▶ _Task details_: Set down the part of the forum thread below word for word, starting at "Here's the preceding" and ending at "una buena opción.".

▶ _Source text_:
** START **

# proyectar la tecnología



## Estebandido

"[A]nte la imposibilidad eventual de volver a proyectar la tecnología existente o del desarrollo de nuevas tecnologías, esas empresas pueden echar mano de mecanismos característicos de la plusvalía absoluta para la realización de sus procesos económicos."

My attempt: "Given the impossibility of redesigning existing technology or developing new technology, those businesses can lend a hand in the form of mechanisms characteristic of absolute surplus value to carry out their work processes."


----------



## machokrap

For me it's hard to say what "proyectar" means without more context, I hate the way the whole thing is worded. "Echar mano" means something like "make use of" in this context. I hope someone can help you with "plusvalía", not clear either to me.


----------



## Estebandido

machokrap said:


> For me it's hard to say what "proyectar" means without more context, I hate the way the whole thing is worded. "Echar mano" means something like "make use of" in this context. I hope someone can help you with "plusvalía", not clear either to me.



Yeah, it's a very stilted sentence. The broader context is the recovered businesses of Argentina, which are getting by with outdated (but still functional) equipment. They tend to extend the working day to compensate for their disadvantages.

Here's the preceding sentence, if it helps: "[E]n estas experiencias, la “estrategia competitiva” puede echar mano de mecanismos como la extensión de la jornada de trabajo no remunerada o inclusive la flexibilización de la masa salarial para acompañar las oscilaciones del mercado."

That's a very helpful tip on "echar mano" -- thanks.


----------



## Belgeval

Yo apostaría a que por "proyectar" se refieren a impulsar o promover. Así, _promote_ me parece una buena opción.


----------



## Estebandido

Pero no es tecnología que se vende, sino que es usada por los trabajadores.


----------



## Estebandido

Estebandido said:


> Pero no es tecnología que se vende, sino que es usada por los trabajadores.



I'm looking again at "imposibilidad eventual de volver a..."  Does this refer to the fact that the technology will eventually wear out? If so, that's the most important point in the sentence, and "proyectar" is secondary.


----------



## William Stein

Estebandido said:


> "[A]nte la imposibilidad eventual"



Doesn't this mean "If it is impossible to..." (si no "eventual" no tendría sentido)



Estebandido said:


> proyectar la tecnología existente o del desarrollo de nuevas tecnologías"


extend the use of existing technologies or develop new ones

Plus-valía absoluta must be "absoluted value added'. Look at this text, which is almost as bad as your own!:


*Value added - RWE AG - Annual Report 2009*
rwecom-online-report-2009.production.investis.com/.../wertbeitrag.aspx


Our organic performance can primarily be deduced from the development of *absolute value added*, the central controlling instrument for all of the RWE Group's ...


----------



## Estebandido

How about this: "Given that it will eventually be impossible to extend the use of existing technologies or develop new ones..." But that makes it sound like they are doomed to run out of technology, which I don't think is the author's point.

** END **

▶ _Recorded data_:

** START **

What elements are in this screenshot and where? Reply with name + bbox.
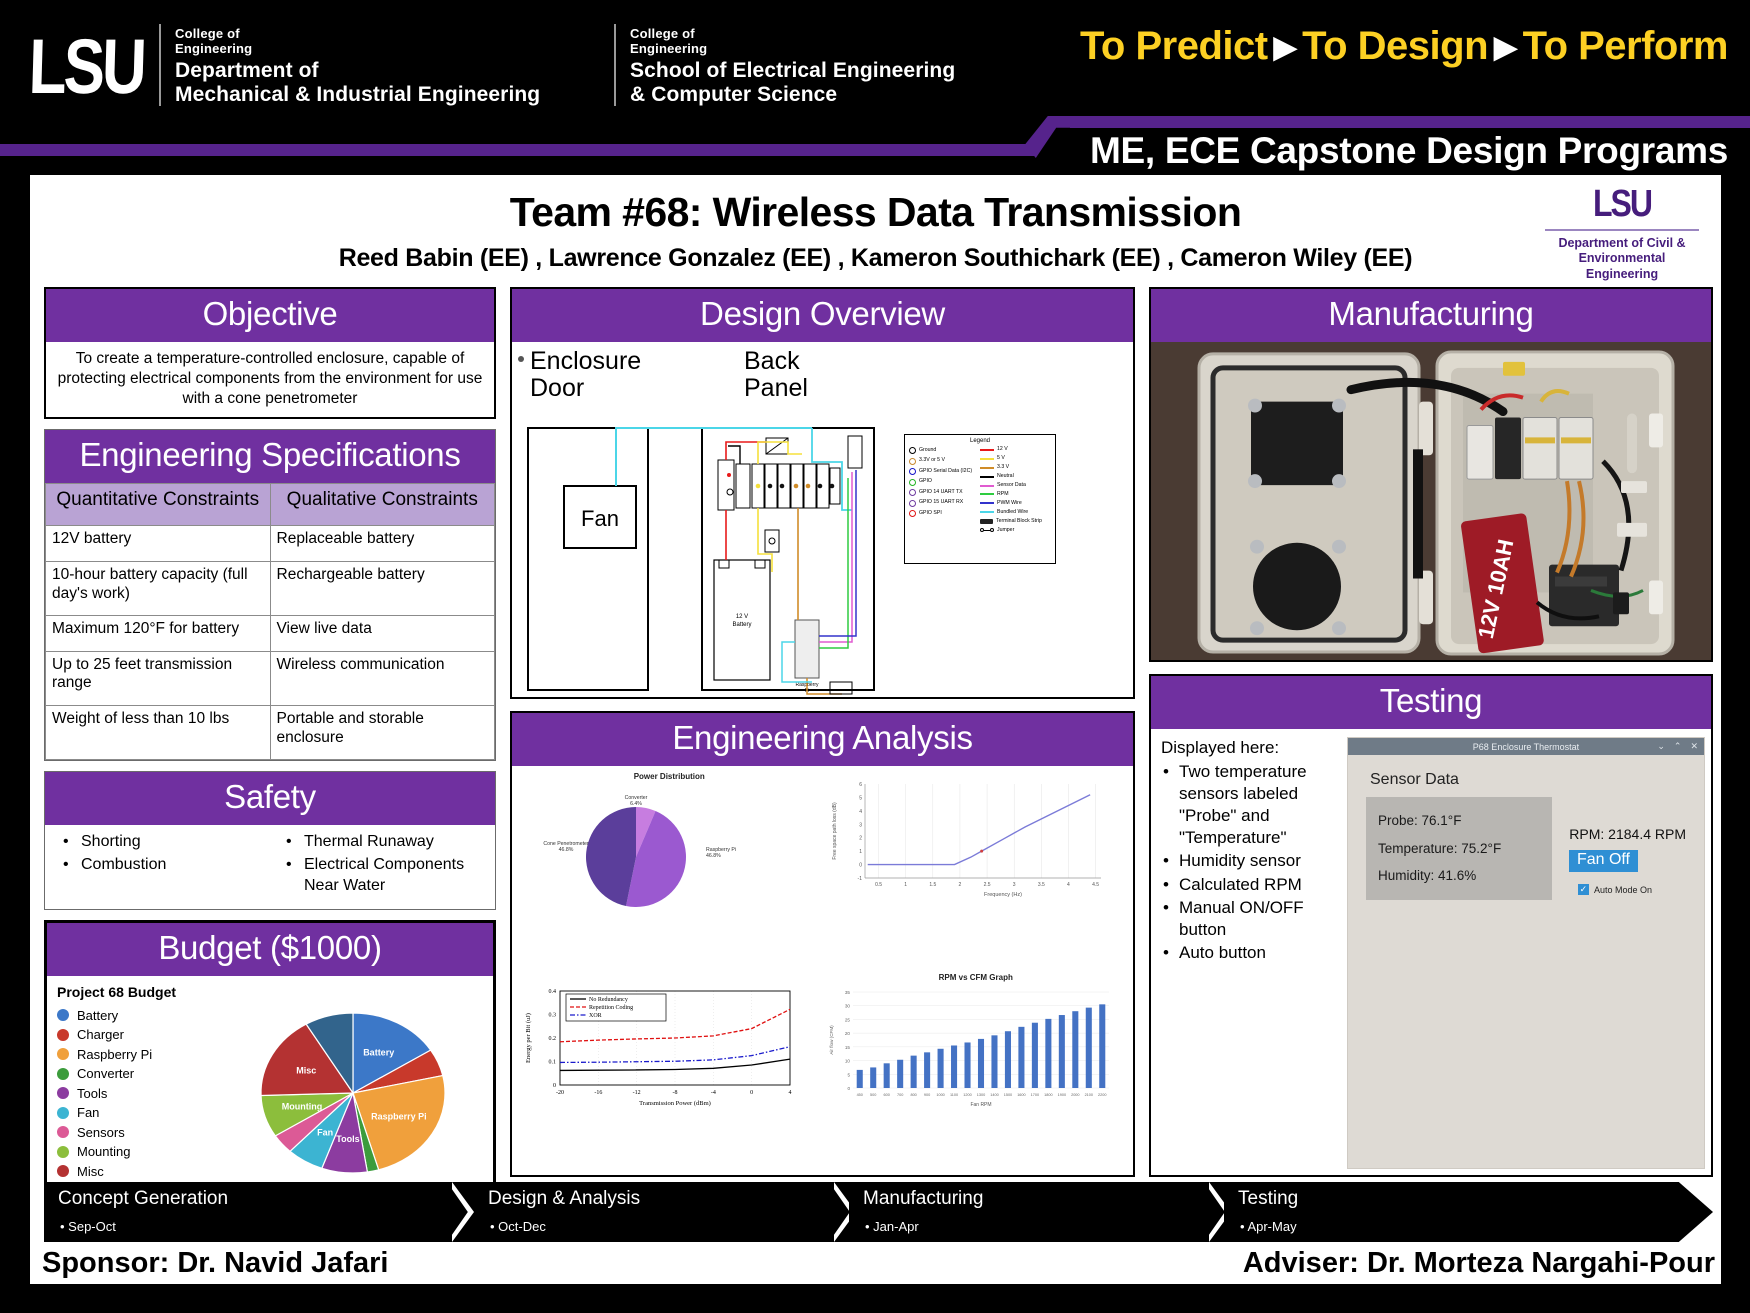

** END **

▶ _Correct answer_:
Here's the preceding sentence, if it helps: "[E]n estas experiencias, la “estrategia competitiva” puede echar mano de mecanismos como la extensión de la jornada de trabajo no remunerada o inclusive la flexibilización de la masa salarial para acompañar las oscilaciones del mercado."

That's a very helpful tip on "echar mano" -- thanks.


----------



## Belgeval

Yo apostaría a que por "proyectar" se refieren a impulsar o promover. Así, _promote_ me parece una buena opción.